▶ [Exercise description] Using the listing below, copy every line that mentions "data".

* * * * *

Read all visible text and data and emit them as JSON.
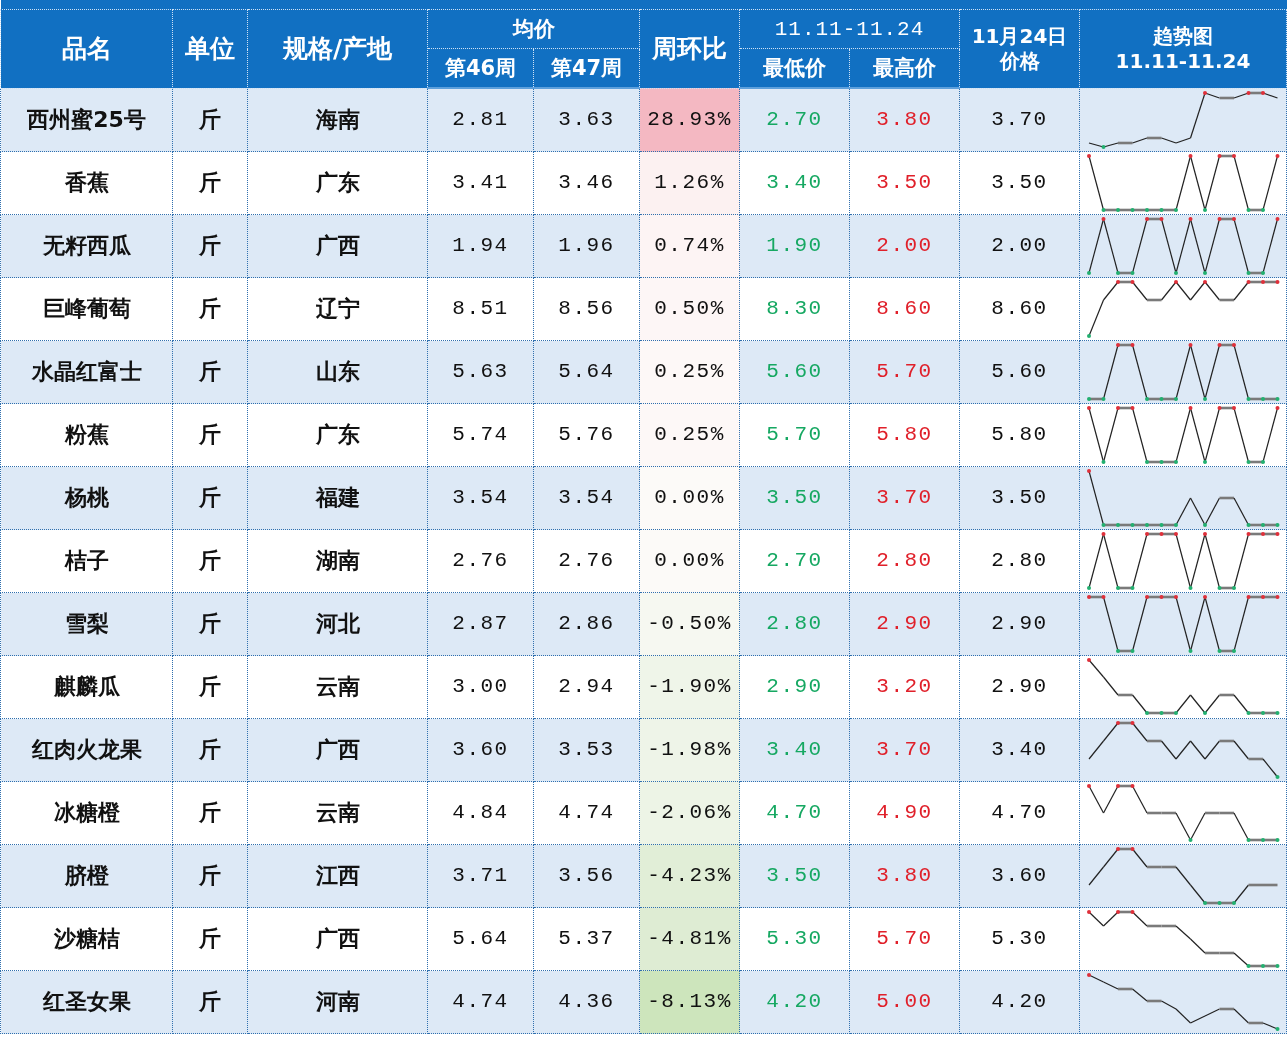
{
  "header": {
    "name": "品名",
    "unit": "单位",
    "origin": "规格/产地",
    "average": "均价",
    "week46": "第46周",
    "week47": "第47周",
    "change": "周环比",
    "range": "11.11-11.24",
    "low": "最低价",
    "high": "最高价",
    "price_date": "11月24日",
    "price_label": "价格",
    "trend_label": "趋势图",
    "trend_range": "11.11-11.24"
  },
  "rows": [
    {
      "name": "西州蜜25号",
      "unit": "斤",
      "origin": "海南",
      "week46": "2.81",
      "week47": "3.63",
      "change": "28.93%",
      "color": "#f4b8c2",
      "low": "2.70",
      "high": "3.80",
      "price": "3.70"
    },
    {
      "name": "香蕉",
      "unit": "斤",
      "origin": "广东",
      "week46": "3.41",
      "week47": "3.46",
      "change": "1.26%",
      "color": "#fcf1f1",
      "low": "3.40",
      "high": "3.50",
      "price": "3.50"
    },
    {
      "name": "无籽西瓜",
      "unit": "斤",
      "origin": "广西",
      "week46": "1.94",
      "week47": "1.96",
      "change": "0.74%",
      "color": "#fdf4f4",
      "low": "1.90",
      "high": "2.00",
      "price": "2.00"
    },
    {
      "name": "巨峰葡萄",
      "unit": "斤",
      "origin": "辽宁",
      "week46": "8.51",
      "week47": "8.56",
      "change": "0.50%",
      "color": "#fdf6f6",
      "low": "8.30",
      "high": "8.60",
      "price": "8.60"
    },
    {
      "name": "水晶红富士",
      "unit": "斤",
      "origin": "山东",
      "week46": "5.63",
      "week47": "5.64",
      "change": "0.25%",
      "color": "#fdf8f7",
      "low": "5.60",
      "high": "5.70",
      "price": "5.60"
    },
    {
      "name": "粉蕉",
      "unit": "斤",
      "origin": "广东",
      "week46": "5.74",
      "week47": "5.76",
      "change": "0.25%",
      "color": "#fdf8f7",
      "low": "5.70",
      "high": "5.80",
      "price": "5.80"
    },
    {
      "name": "杨桃",
      "unit": "斤",
      "origin": "福建",
      "week46": "3.54",
      "week47": "3.54",
      "change": "0.00%",
      "color": "#fcfaf8",
      "low": "3.50",
      "high": "3.70",
      "price": "3.50"
    },
    {
      "name": "桔子",
      "unit": "斤",
      "origin": "湖南",
      "week46": "2.76",
      "week47": "2.76",
      "change": "0.00%",
      "color": "#fcfaf8",
      "low": "2.70",
      "high": "2.80",
      "price": "2.80"
    },
    {
      "name": "雪梨",
      "unit": "斤",
      "origin": "河北",
      "week46": "2.87",
      "week47": "2.86",
      "change": "-0.50%",
      "color": "#f6f8f1",
      "low": "2.80",
      "high": "2.90",
      "price": "2.90"
    },
    {
      "name": "麒麟瓜",
      "unit": "斤",
      "origin": "云南",
      "week46": "3.00",
      "week47": "2.94",
      "change": "-1.90%",
      "color": "#eff5e9",
      "low": "2.90",
      "high": "3.20",
      "price": "2.90"
    },
    {
      "name": "红肉火龙果",
      "unit": "斤",
      "origin": "广西",
      "week46": "3.60",
      "week47": "3.53",
      "change": "-1.98%",
      "color": "#eef4e8",
      "low": "3.40",
      "high": "3.70",
      "price": "3.40"
    },
    {
      "name": "冰糖橙",
      "unit": "斤",
      "origin": "云南",
      "week46": "4.84",
      "week47": "4.74",
      "change": "-2.06%",
      "color": "#edf4e6",
      "low": "4.70",
      "high": "4.90",
      "price": "4.70"
    },
    {
      "name": "脐橙",
      "unit": "斤",
      "origin": "江西",
      "week46": "3.71",
      "week47": "3.56",
      "change": "-4.23%",
      "color": "#e1eed7",
      "low": "3.50",
      "high": "3.80",
      "price": "3.60"
    },
    {
      "name": "沙糖桔",
      "unit": "斤",
      "origin": "广西",
      "week46": "5.64",
      "week47": "5.37",
      "change": "-4.81%",
      "color": "#deecd3",
      "low": "5.30",
      "high": "5.70",
      "price": "5.30"
    },
    {
      "name": "红圣女果",
      "unit": "斤",
      "origin": "河南",
      "week46": "4.74",
      "week47": "4.36",
      "change": "-8.13%",
      "color": "#cde5bc",
      "low": "4.20",
      "high": "5.00",
      "price": "4.20"
    }
  ]
}
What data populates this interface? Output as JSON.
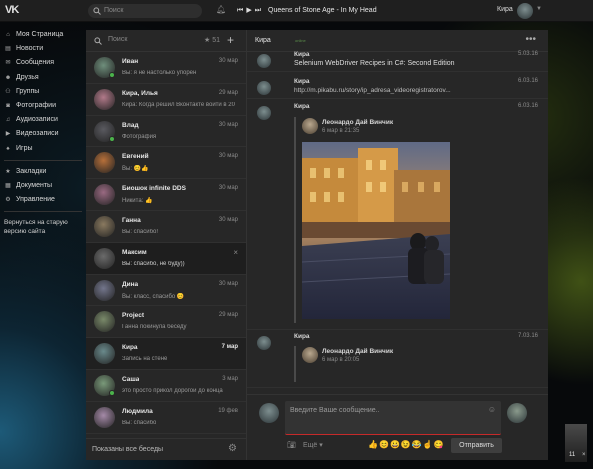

* * * * *

▶ [Response below]
Read all visible text and data and emit them as JSON.
What data populates this interface? Output as JSON.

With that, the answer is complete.